Short task 1
Reproduce word for word the part of the regular expressions article starting at "Regular expression languages" and ending at "of common operations,.".
Short task 2
List every regular expression pattern that the regular expressions article gives as an example.
Short task 3
Extend the regular expressions article from where it stops.

Welcome back to Objective-C Tuesdays after a long hiatus. In the last
couple of entries, we looked at
searching
and replacing
in C strings and
NSString
s.
Today we'll look at a more powerful way to search and replace in
strings: regular expressions.
Regular expressions is a small, specialized programming language for matching text. In addition to being specialized in scope, regular expressions are also very compact, which can make them very hard to read. I won't cover regular expression grammar in dept here—there are plenty of regular expression tutorials, references and cheat sheets out there. If you're looking for a good reference, I recommend O'Reilly's Mastering Regular Expressions and the Regular Expressions Cookbook.
Some programming languages have first class support for regular expressions, including Perl, Ruby and JavaScript. Modern languages like Python and Java support regular expressions as part of the language's standard library. Unfortunately C doesn't have regular expression support as part of its standard library. For Objective-C, regular expression support first appeared with iOS 3.2 on iPad and 4.0 on iPhone. Before that, developers needed to use a third party library to use regular expressions in their apps.
Most characters in regular expressions match themselves, but some characters have special meaning. Here's a simple regular expression that matches the word "foobar":
foobar
To match "foo" followed by one 'b' character, you could use:
foob?
Here, the '?' character is a special character that modifies the
expression before it, (in this case the character 'b') and matches it
zero or one times. Thus foob?
will match "foo" or "foob"
but not "foe".
To match "foo" followed by zero or more 'b' characters, you could use:
foob*
The '*' special character matches the preceding expression zero or more
times. foob*
will match "foo", "foob" and "foobbbbbb" but
not "fod".
To match "foo" followed by one or more 'b' characters, you could use:
foob+
The '+' special character matches the preceding expression one or more
times. foob+
will match "foob" and "foobbbbbb" but not
"foo" or "food".
Regular expression languages have many more capabilities. Though different regular expression implementations have different capabilities, most share a large set of common operations,.

Provided material

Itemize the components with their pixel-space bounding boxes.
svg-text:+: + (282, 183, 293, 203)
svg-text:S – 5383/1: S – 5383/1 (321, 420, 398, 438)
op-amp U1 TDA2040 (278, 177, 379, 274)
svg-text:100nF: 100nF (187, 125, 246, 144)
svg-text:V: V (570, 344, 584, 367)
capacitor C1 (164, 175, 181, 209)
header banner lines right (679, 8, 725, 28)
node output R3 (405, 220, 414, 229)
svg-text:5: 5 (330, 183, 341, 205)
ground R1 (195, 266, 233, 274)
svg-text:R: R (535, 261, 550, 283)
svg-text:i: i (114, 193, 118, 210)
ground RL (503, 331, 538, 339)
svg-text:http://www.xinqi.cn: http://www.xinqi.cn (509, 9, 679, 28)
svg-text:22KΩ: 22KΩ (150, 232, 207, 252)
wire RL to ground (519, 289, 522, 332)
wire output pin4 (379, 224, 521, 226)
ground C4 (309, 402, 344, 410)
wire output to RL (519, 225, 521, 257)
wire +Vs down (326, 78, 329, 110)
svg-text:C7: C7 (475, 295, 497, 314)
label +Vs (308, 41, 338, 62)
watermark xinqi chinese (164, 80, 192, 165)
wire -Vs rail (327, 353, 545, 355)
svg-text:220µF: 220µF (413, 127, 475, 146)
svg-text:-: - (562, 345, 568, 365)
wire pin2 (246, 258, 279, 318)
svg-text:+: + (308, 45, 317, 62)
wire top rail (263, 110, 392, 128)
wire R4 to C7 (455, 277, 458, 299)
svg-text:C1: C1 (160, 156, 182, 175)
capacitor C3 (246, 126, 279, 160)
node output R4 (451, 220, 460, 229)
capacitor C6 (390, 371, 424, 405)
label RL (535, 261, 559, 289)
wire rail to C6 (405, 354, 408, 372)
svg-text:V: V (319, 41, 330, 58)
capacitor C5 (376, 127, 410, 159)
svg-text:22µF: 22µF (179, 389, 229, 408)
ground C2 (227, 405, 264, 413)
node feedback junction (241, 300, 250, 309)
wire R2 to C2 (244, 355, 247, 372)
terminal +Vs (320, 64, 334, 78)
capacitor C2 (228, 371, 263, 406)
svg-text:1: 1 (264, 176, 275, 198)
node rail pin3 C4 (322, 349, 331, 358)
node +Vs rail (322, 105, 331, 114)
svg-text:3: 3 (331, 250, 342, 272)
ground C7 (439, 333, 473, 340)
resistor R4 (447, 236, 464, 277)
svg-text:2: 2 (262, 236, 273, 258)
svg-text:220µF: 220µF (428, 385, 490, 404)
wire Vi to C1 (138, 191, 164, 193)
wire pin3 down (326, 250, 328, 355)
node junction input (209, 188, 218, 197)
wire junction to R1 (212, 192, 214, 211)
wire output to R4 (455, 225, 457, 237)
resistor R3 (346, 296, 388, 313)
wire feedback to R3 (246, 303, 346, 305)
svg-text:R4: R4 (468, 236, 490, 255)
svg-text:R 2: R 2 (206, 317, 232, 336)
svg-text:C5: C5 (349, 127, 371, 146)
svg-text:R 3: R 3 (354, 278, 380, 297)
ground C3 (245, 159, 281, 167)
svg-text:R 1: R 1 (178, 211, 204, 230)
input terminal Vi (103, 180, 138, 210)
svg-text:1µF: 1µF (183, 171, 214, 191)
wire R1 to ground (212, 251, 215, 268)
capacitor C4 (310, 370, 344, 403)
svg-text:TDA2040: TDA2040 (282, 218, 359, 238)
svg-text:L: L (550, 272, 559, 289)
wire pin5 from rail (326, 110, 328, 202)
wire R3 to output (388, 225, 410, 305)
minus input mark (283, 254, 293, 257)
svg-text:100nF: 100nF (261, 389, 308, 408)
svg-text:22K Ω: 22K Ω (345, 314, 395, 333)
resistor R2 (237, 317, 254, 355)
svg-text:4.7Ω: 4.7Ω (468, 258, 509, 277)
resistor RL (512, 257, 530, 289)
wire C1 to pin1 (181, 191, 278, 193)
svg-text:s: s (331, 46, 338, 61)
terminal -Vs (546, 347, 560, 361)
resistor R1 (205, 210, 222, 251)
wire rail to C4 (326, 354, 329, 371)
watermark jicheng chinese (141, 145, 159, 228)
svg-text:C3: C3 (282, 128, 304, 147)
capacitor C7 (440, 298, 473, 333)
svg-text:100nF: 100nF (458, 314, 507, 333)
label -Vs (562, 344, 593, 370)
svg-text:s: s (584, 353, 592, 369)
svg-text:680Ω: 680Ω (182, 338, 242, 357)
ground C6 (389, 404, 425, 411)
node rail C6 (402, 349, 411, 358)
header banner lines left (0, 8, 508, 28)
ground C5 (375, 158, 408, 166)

---

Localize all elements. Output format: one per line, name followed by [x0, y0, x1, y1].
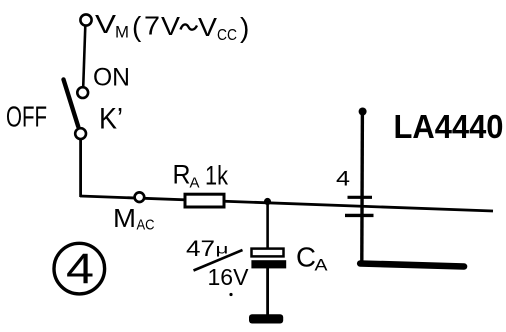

Written response 1
Regular expression languages have many more capabilities. Though different regular expression implementations have different capabilities, most share a large set of common operations,.

Written response 2
foobar
foob?
foob*
foob+

Written response 3
The PCRE or Perl Compatible Regular Expressions library is a widely used C library that implements the same regular expression language that's used in Perl 5. The PCRE library is open source and distributed under a BSD license. It's a substantial library, and due to the lack of support on iOS for OS X style frameworks, it can be a bit challenging to include in an iOS project. In addition, because it's a C library, working with PCRE requires more low-level code than many Cocoa Touch programmers are comfortable with.
Here's a PCRE code snippet that compiles the regular expression
foo(bar|fy)
and tests it against the string
"foofy"
.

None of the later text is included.